_BRIEF:_ Send back the entries below exactly as they appear.

_AVAILABLE DATA:_

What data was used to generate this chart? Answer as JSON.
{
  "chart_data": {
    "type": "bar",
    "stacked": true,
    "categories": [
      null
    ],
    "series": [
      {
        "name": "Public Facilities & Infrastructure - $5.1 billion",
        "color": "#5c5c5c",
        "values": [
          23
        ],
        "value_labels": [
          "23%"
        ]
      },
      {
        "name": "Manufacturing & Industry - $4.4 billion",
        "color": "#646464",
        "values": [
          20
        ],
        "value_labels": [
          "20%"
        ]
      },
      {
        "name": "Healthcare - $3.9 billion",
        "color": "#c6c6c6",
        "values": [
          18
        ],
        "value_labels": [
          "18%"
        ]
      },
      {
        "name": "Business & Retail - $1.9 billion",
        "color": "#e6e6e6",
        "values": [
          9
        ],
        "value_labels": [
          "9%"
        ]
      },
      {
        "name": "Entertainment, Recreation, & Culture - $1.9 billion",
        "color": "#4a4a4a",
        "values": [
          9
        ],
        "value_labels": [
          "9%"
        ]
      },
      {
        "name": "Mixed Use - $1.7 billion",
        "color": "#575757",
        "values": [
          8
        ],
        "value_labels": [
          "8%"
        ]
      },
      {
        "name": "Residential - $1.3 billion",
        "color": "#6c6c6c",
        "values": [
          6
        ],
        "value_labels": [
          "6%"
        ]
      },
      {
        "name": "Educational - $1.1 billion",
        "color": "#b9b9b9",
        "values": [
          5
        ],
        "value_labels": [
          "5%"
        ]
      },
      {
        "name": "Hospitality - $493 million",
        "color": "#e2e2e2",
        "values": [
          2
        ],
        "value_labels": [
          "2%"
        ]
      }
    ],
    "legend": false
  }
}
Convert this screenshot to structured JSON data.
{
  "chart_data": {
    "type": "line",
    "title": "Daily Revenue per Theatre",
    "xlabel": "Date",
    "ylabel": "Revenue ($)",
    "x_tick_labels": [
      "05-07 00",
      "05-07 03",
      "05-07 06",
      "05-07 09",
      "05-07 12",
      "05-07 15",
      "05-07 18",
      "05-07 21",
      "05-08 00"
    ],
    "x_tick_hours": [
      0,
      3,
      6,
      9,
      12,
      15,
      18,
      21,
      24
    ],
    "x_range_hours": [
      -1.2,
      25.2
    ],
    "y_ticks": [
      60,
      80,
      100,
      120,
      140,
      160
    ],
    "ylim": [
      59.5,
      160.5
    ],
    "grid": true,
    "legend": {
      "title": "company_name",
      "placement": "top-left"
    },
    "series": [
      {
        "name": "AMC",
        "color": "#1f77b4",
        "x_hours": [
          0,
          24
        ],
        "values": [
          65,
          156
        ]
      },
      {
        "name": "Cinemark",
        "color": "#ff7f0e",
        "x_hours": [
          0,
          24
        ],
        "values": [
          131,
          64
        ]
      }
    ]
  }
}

_FINAL RESULT:_
What data was used to generate this chart? Answer as JSON.
{
  "chart_data": {
    "type": "bar",
    "stacked": true,
    "categories": [
      null
    ],
    "series": [
      {
        "name": "Public Facilities & Infrastructure - $5.1 billion",
        "color": "#5c5c5c",
        "values": [
          23
        ],
        "value_labels": [
          "23%"
        ]
      },
      {
        "name": "Manufacturing & Industry - $4.4 billion",
        "color": "#646464",
        "values": [
          20
        ],
        "value_labels": [
          "20%"
        ]
      },
      {
        "name": "Healthcare - $3.9 billion",
        "color": "#c6c6c6",
        "values": [
          18
        ],
        "value_labels": [
          "18%"
        ]
      },
      {
        "name": "Business & Retail - $1.9 billion",
        "color": "#e6e6e6",
        "values": [
          9
        ],
        "value_labels": [
          "9%"
        ]
      },
      {
        "name": "Entertainment, Recreation, & Culture - $1.9 billion",
        "color": "#4a4a4a",
        "values": [
          9
        ],
        "value_labels": [
          "9%"
        ]
      },
      {
        "name": "Mixed Use - $1.7 billion",
        "color": "#575757",
        "values": [
          8
        ],
        "value_labels": [
          "8%"
        ]
      },
      {
        "name": "Residential - $1.3 billion",
        "color": "#6c6c6c",
        "values": [
          6
        ],
        "value_labels": [
          "6%"
        ]
      },
      {
        "name": "Educational - $1.1 billion",
        "color": "#b9b9b9",
        "values": [
          5
        ],
        "value_labels": [
          "5%"
        ]
      },
      {
        "name": "Hospitality - $493 million",
        "color": "#e2e2e2",
        "values": [
          2
        ],
        "value_labels": [
          "2%"
        ]
      }
    ],
    "legend": false
  }
}
Convert this screenshot to structured JSON data.
{
  "chart_data": {
    "type": "line",
    "title": "Daily Revenue per Theatre",
    "xlabel": "Date",
    "ylabel": "Revenue ($)",
    "x_tick_labels": [
      "05-07 00",
      "05-07 03",
      "05-07 06",
      "05-07 09",
      "05-07 12",
      "05-07 15",
      "05-07 18",
      "05-07 21",
      "05-08 00"
    ],
    "x_tick_hours": [
      0,
      3,
      6,
      9,
      12,
      15,
      18,
      21,
      24
    ],
    "x_range_hours": [
      -1.2,
      25.2
    ],
    "y_ticks": [
      60,
      80,
      100,
      120,
      140,
      160
    ],
    "ylim": [
      59.5,
      160.5
    ],
    "grid": true,
    "legend": {
      "title": "company_name",
      "placement": "top-left"
    },
    "series": [
      {
        "name": "AMC",
        "color": "#1f77b4",
        "x_hours": [
          0,
          24
        ],
        "values": [
          65,
          156
        ]
      },
      {
        "name": "Cinemark",
        "color": "#ff7f0e",
        "x_hours": [
          0,
          24
        ],
        "values": [
          131,
          64
        ]
      }
    ]
  }
}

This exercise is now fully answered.